**** TEXTO FORNECIDO
As vezes acho que não há mais tempo para poesia e arte, apenas para os intelectuais privilegiados, acho isso enquanto espero o ônibus ao meio dia saindo da faculdade...estão todos tão ocupados, quando não perdidos usando um mp3 para fazer eco e distrair os pensamentos.

eu mesma, que quando comecei a entender as palavras, logo gostei de poemas, escrevo mas as vezes acho que deveria escrever artigos acadêmicos em vez de poemas.
então aqui estou me achando tão primitiva e pequena diante do mundo acomodada no google, envergonho me de dizer, não conheço tão bem quanto gostaria nossos poetas, mas ainda eternamente apaixonada por poesia...

Anônimo disse...

Alana Sousa..
Coincidentemente estava nas paradas de ônibus da vida e, percebi como as pessoas estão fazendo uso dos fones de ouvido...Bom! pensei um poquinho diferente de vc...imaginei a música(seja ela qual for)como a libertação pra uma vida tão estressante...tantos barulhos desconexos, desumanizados...Aí me lembrei de tb fazer uso do meu fone de ouvido,e logo logo sentí-me liberta...será que a música ñ é a religião de muitos? Tomara que seja, pq ela tem me feito sonhar e ainda acreditar numa vida mais humana.
********
**** CONTEÚDO DOS DADOS
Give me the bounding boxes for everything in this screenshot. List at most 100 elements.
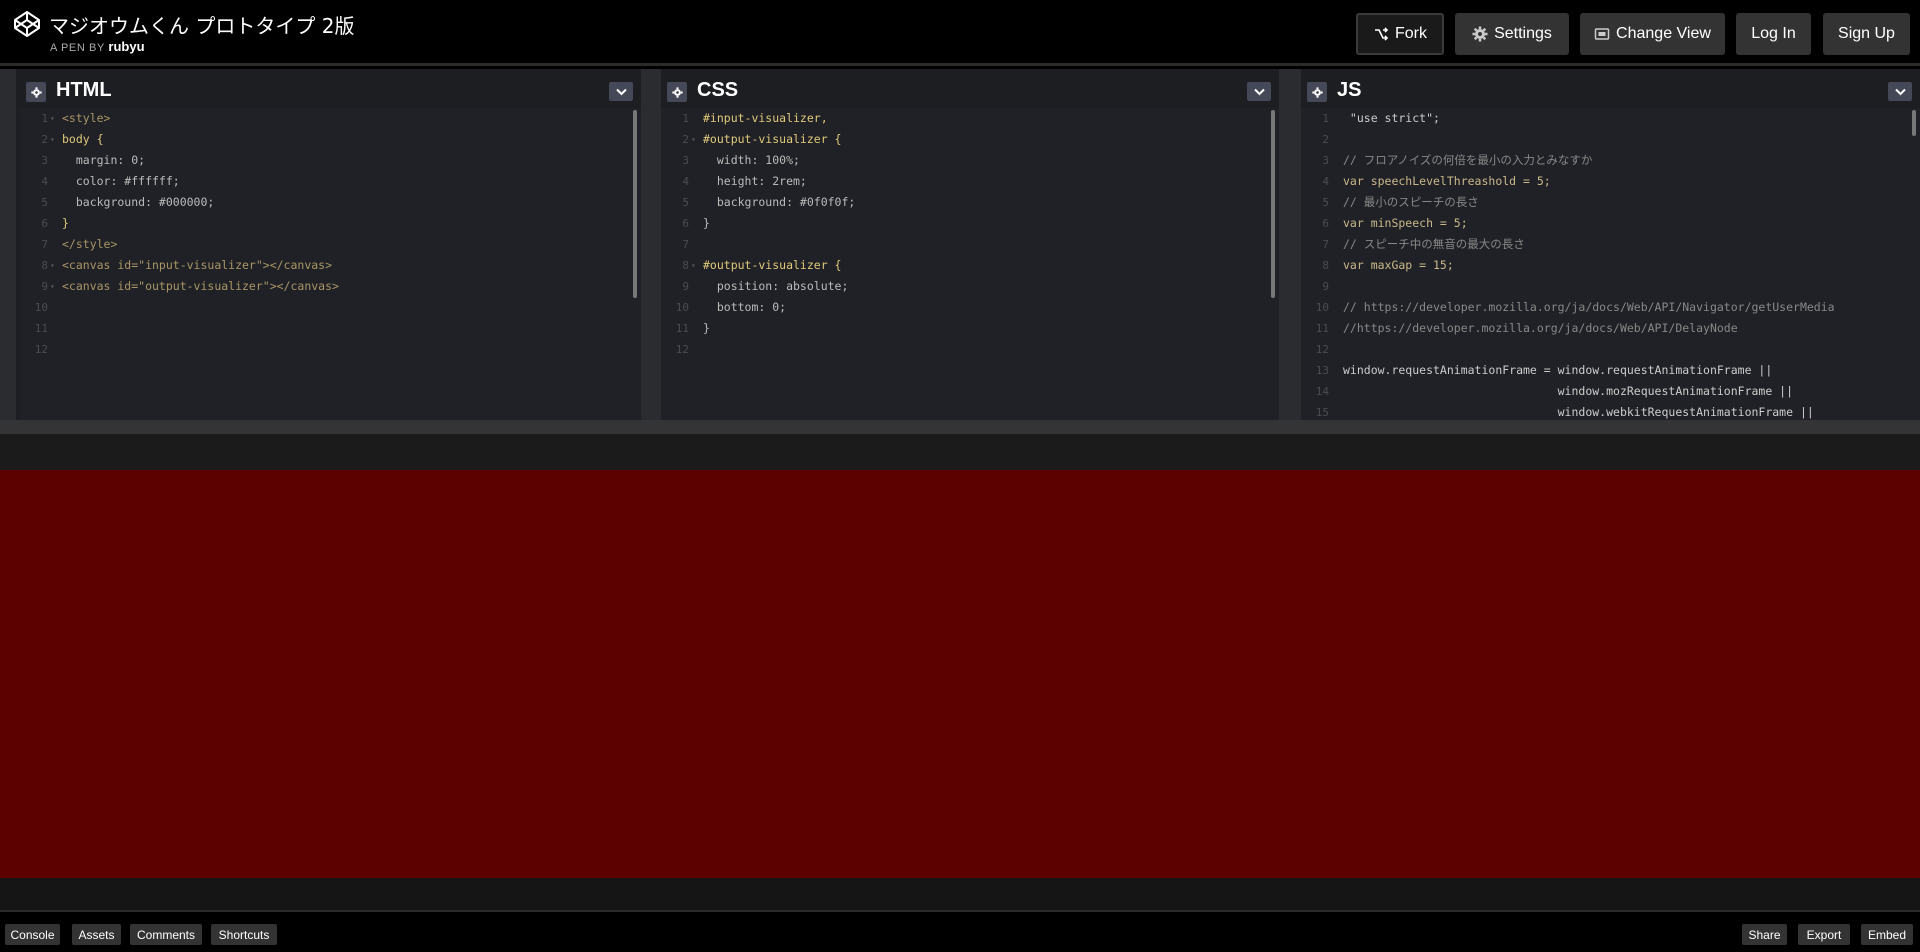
********
> TAREFAS:
A: Copie do texto fornecido o trecho de "então aqui estou" até "Alana Sousa..".
B: No comentário de Alana Sousa, no texto fornecido, aparecem palavras escritas em forma abreviada de internet, reduzidas a poucas letras. Liste todas elas.

> RESPOSTAS:
A:
então aqui estou me achando tão primitiva e pequena diante do mundo acomodada no google, envergonho me de dizer, não conheço tão bem quanto gostaria nossos poetas, mas ainda eternamente apaixonada por poesia...

Anônimo disse...

Alana Sousa..

B: vc, tb, ñ, pq